(Collected data entries)
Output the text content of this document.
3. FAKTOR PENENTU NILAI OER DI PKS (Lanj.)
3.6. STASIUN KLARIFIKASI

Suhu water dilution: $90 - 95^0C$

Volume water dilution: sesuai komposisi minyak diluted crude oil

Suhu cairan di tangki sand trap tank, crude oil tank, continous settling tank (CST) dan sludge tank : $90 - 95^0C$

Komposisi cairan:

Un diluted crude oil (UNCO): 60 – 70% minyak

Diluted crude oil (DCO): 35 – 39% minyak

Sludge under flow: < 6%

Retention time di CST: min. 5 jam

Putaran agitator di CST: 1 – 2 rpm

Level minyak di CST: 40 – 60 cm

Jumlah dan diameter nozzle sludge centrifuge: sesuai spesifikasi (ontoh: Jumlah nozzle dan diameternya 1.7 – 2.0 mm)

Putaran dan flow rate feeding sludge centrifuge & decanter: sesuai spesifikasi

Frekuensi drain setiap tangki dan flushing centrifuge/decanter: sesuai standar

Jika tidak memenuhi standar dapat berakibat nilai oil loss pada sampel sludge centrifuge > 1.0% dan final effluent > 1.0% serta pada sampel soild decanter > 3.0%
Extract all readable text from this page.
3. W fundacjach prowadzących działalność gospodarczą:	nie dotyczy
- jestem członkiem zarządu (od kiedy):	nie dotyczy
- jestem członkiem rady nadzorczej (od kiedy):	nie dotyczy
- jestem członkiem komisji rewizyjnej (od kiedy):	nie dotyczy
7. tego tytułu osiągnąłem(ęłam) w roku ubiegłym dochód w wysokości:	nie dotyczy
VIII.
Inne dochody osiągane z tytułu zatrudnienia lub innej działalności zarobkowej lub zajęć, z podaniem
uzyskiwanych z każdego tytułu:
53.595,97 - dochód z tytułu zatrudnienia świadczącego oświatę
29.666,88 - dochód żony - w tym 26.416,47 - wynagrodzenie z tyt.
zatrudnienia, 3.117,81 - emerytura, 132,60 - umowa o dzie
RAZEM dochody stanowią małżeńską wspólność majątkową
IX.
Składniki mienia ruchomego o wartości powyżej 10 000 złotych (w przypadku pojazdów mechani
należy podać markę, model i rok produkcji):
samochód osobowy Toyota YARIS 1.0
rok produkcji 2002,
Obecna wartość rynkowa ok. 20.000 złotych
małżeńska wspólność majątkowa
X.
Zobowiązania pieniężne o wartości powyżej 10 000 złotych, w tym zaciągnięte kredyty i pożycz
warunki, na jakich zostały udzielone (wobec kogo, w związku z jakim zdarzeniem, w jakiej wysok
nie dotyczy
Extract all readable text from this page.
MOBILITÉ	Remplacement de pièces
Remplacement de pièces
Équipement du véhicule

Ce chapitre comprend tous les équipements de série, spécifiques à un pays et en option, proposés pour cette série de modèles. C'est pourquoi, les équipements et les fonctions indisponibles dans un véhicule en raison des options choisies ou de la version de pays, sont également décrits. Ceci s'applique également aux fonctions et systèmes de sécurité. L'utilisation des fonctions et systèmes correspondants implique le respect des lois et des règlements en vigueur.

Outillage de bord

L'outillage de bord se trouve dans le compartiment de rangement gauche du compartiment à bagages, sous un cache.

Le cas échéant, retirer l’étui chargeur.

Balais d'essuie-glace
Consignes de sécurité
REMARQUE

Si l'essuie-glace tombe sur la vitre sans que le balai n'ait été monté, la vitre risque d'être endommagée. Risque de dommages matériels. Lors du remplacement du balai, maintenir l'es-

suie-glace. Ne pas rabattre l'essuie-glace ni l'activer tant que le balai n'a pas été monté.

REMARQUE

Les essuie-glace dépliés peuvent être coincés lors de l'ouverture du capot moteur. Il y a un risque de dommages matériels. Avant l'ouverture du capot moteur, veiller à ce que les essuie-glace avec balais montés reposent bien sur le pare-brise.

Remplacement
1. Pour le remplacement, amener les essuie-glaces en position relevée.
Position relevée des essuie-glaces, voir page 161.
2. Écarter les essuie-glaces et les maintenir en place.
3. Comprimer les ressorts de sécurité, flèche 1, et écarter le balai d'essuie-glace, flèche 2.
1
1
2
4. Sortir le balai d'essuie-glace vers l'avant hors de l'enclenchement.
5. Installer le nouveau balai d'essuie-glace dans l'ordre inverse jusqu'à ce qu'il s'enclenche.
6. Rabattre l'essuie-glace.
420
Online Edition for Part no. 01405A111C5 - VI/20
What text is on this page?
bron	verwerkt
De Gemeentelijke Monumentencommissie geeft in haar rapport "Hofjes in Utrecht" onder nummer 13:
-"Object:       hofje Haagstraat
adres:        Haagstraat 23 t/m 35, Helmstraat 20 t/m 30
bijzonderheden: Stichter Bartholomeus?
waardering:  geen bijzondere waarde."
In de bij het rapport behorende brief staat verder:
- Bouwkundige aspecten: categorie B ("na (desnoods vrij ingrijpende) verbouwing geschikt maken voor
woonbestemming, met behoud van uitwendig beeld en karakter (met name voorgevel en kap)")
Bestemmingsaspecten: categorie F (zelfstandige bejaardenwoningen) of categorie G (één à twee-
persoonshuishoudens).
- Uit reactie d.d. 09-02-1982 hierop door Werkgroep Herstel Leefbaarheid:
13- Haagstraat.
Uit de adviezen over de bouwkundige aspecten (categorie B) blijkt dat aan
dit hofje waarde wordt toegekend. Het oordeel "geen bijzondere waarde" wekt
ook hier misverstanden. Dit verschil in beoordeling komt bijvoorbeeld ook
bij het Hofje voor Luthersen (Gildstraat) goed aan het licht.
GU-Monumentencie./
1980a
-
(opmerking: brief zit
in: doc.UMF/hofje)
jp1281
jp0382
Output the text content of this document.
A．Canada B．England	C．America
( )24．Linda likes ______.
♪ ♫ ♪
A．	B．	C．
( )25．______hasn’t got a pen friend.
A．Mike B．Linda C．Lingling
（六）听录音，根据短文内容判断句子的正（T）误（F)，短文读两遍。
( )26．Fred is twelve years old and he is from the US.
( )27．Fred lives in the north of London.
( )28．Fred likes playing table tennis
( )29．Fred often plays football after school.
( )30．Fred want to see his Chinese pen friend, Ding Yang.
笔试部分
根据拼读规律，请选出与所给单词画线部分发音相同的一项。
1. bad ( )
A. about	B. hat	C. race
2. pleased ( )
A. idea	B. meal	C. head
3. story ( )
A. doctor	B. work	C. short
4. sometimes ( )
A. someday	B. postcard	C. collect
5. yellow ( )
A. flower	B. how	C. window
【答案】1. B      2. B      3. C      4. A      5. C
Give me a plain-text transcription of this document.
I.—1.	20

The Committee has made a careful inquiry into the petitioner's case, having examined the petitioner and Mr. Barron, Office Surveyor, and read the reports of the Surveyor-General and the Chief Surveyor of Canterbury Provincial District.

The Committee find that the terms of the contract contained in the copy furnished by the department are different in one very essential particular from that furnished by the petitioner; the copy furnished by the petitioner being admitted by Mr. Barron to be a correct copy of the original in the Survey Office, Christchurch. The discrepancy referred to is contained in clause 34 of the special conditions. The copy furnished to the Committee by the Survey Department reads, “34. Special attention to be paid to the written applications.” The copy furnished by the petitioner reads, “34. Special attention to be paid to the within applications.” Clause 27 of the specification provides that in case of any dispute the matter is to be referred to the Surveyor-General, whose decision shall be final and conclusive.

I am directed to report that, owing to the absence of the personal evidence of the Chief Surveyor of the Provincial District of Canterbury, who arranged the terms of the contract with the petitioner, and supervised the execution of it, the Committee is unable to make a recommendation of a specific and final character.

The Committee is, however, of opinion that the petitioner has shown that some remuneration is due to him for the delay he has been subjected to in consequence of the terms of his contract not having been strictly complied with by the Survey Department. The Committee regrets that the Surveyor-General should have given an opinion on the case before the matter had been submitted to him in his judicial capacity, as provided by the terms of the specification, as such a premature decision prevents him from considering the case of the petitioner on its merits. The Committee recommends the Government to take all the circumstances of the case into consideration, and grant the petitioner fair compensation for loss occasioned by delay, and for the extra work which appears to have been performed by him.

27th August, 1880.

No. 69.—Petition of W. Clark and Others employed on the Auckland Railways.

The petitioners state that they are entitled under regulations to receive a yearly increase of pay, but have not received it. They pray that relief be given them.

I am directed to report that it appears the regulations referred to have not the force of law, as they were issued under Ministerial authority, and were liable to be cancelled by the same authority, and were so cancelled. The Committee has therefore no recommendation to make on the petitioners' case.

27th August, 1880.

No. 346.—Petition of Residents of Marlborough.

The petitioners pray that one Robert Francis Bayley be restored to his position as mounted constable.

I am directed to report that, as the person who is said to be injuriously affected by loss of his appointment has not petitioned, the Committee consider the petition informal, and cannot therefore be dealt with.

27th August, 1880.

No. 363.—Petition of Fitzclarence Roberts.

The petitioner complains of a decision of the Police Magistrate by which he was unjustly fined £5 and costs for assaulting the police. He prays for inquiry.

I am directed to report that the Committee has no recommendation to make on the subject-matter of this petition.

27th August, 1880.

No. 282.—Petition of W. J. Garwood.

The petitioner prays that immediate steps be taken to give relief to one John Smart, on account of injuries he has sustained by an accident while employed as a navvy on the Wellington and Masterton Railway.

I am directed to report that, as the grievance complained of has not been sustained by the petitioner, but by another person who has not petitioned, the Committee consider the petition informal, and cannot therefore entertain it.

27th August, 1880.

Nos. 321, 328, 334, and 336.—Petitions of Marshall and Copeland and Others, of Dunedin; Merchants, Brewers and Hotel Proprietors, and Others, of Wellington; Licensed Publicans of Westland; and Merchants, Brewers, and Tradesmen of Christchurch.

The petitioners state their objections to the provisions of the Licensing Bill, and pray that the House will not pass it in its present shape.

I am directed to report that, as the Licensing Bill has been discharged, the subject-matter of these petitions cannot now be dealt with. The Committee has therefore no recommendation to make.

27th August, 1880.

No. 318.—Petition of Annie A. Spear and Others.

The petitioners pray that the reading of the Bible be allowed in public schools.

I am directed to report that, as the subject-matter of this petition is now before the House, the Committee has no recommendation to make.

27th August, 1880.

- [Challenge] Search the records above for the string "złotych". Copy every line that contains it.

- [Response]
Składniki mienia ruchomego o wartości powyżej 10 000 złotych (w przypadku pojazdów mechani
Obecna wartość rynkowa ok. 20.000 złotych
Zobowiązania pieniężne o wartości powyżej 10 000 złotych, w tym zaciągnięte kredyty i pożycz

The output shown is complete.